Report, word for word, every line of the material that contains "masas".

The records:
-------
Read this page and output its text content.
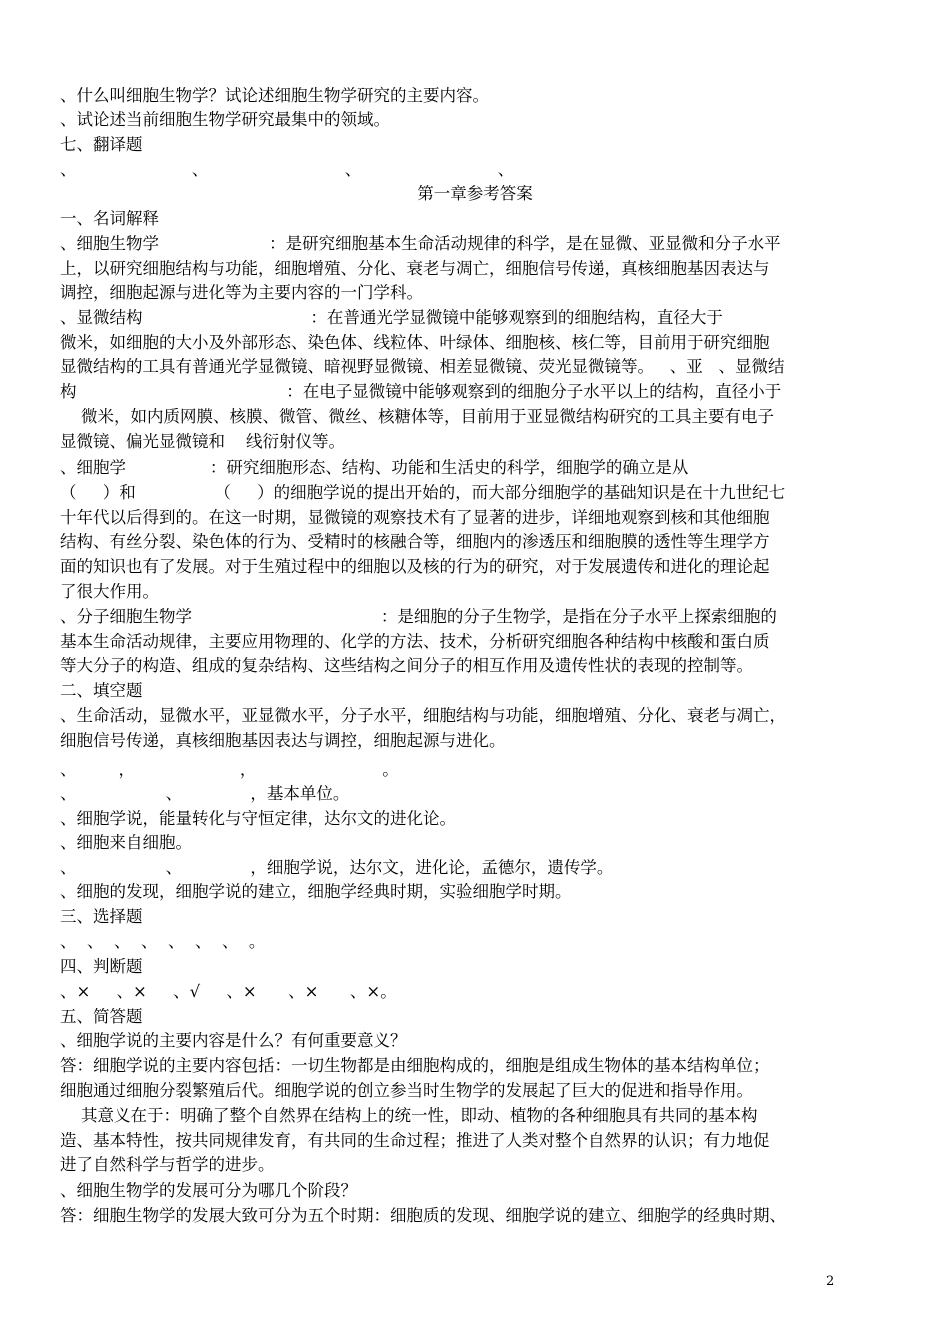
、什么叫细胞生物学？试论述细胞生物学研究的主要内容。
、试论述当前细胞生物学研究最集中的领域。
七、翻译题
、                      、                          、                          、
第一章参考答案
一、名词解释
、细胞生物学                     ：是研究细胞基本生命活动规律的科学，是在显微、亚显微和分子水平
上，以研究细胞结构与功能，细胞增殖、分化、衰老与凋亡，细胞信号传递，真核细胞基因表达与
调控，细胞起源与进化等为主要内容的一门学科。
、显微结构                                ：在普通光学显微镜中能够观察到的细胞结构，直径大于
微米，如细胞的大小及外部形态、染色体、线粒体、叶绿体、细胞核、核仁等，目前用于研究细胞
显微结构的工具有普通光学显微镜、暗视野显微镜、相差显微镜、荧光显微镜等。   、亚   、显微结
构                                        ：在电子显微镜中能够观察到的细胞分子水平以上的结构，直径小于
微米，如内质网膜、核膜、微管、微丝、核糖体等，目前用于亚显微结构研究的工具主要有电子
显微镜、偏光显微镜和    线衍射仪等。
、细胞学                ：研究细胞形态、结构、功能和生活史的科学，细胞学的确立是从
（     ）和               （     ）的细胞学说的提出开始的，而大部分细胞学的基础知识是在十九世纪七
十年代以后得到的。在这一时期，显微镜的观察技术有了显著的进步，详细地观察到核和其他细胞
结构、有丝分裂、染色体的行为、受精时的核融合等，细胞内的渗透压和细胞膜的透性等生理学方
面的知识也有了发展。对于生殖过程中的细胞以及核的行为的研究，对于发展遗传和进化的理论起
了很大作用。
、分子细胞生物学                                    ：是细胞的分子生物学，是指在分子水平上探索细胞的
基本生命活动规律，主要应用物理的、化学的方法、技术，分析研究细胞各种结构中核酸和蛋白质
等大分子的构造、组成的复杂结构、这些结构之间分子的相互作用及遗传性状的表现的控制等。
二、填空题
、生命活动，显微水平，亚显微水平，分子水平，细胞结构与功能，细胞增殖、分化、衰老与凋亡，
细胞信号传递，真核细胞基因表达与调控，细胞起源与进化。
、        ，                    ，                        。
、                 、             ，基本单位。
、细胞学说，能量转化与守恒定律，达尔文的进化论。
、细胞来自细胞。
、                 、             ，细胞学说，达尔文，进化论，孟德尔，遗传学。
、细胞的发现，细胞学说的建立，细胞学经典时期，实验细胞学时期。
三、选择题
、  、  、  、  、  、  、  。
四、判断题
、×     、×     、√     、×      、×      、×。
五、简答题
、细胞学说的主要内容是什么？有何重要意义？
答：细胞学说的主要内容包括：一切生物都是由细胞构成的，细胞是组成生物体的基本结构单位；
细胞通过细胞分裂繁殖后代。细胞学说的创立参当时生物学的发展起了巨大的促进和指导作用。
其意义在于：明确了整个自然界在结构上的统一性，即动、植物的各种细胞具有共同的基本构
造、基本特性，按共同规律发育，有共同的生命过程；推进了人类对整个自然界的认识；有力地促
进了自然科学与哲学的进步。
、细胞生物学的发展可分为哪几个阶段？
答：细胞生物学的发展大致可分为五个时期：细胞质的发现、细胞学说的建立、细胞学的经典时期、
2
-------
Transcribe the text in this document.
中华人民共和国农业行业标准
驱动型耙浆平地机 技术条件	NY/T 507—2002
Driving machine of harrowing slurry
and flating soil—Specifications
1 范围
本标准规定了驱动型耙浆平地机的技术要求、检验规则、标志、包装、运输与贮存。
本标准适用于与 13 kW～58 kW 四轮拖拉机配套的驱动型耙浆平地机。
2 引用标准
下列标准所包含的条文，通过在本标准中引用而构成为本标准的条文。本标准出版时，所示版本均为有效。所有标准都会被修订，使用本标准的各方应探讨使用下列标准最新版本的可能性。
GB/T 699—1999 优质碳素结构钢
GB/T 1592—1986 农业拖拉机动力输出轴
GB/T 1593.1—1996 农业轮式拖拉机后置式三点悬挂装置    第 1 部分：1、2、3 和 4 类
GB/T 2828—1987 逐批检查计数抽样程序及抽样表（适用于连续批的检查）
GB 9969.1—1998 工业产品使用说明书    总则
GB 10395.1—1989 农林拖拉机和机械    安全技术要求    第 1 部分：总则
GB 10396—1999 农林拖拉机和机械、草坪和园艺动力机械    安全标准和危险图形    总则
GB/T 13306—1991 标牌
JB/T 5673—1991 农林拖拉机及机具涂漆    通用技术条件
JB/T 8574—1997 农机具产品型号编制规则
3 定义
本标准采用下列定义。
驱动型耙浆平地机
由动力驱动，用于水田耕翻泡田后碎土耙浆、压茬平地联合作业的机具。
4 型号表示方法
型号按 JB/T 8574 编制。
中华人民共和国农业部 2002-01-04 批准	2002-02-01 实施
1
-------
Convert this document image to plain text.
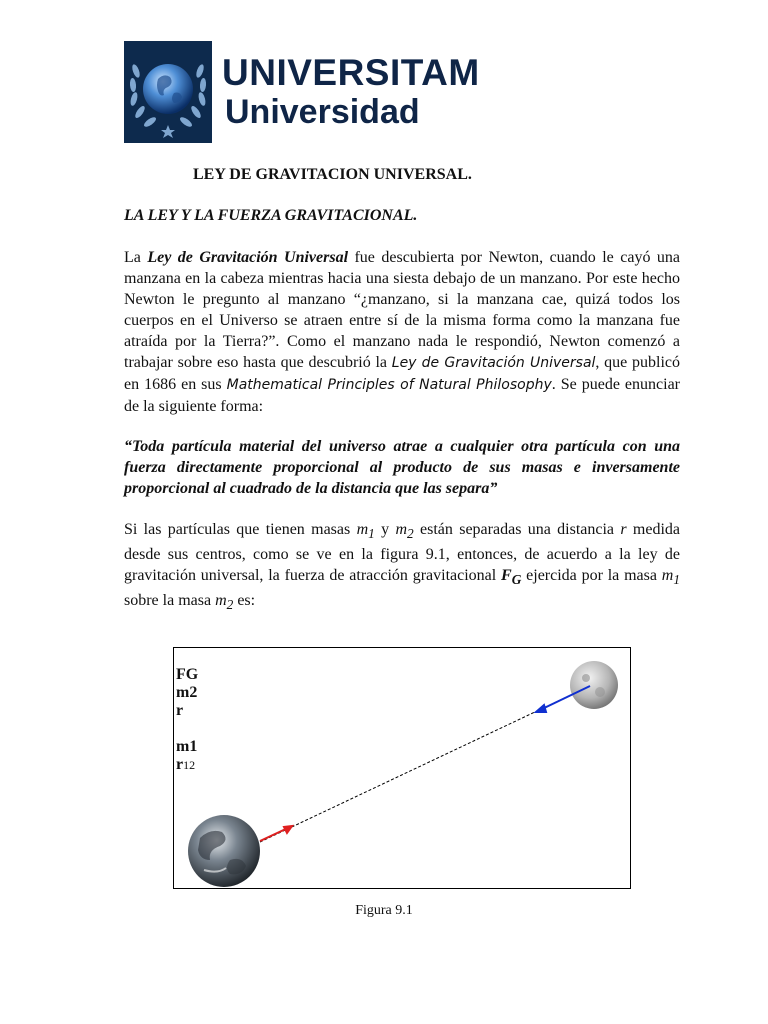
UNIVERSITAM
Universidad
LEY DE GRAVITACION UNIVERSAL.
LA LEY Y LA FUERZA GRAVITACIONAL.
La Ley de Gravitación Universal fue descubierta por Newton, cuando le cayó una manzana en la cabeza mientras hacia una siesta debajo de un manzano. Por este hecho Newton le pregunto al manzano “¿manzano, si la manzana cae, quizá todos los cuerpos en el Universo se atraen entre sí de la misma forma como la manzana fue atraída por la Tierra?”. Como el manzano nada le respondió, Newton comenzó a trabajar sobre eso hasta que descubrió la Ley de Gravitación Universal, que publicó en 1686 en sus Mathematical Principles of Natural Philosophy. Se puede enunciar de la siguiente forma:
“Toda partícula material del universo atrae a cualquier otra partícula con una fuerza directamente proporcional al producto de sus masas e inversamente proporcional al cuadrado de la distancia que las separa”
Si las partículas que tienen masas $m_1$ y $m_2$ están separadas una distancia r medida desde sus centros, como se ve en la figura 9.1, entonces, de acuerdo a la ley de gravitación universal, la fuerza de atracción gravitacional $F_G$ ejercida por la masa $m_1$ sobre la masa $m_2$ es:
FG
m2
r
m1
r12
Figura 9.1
-------
Response:
“Toda partícula material del universo atrae a cualquier otra partícula con una fuerza directamente proporcional al producto de sus masas e inversamente proporcional al cuadrado de la distancia que las separa”
Si las partículas que tienen masas $m_1$ y $m_2$ están separadas una distancia r medida desde sus centros, como se ve en la figura 9.1, entonces, de acuerdo a la ley de gravitación universal, la fuerza de atracción gravitacional $F_G$ ejercida por la masa $m_1$ sobre la masa $m_2$ es:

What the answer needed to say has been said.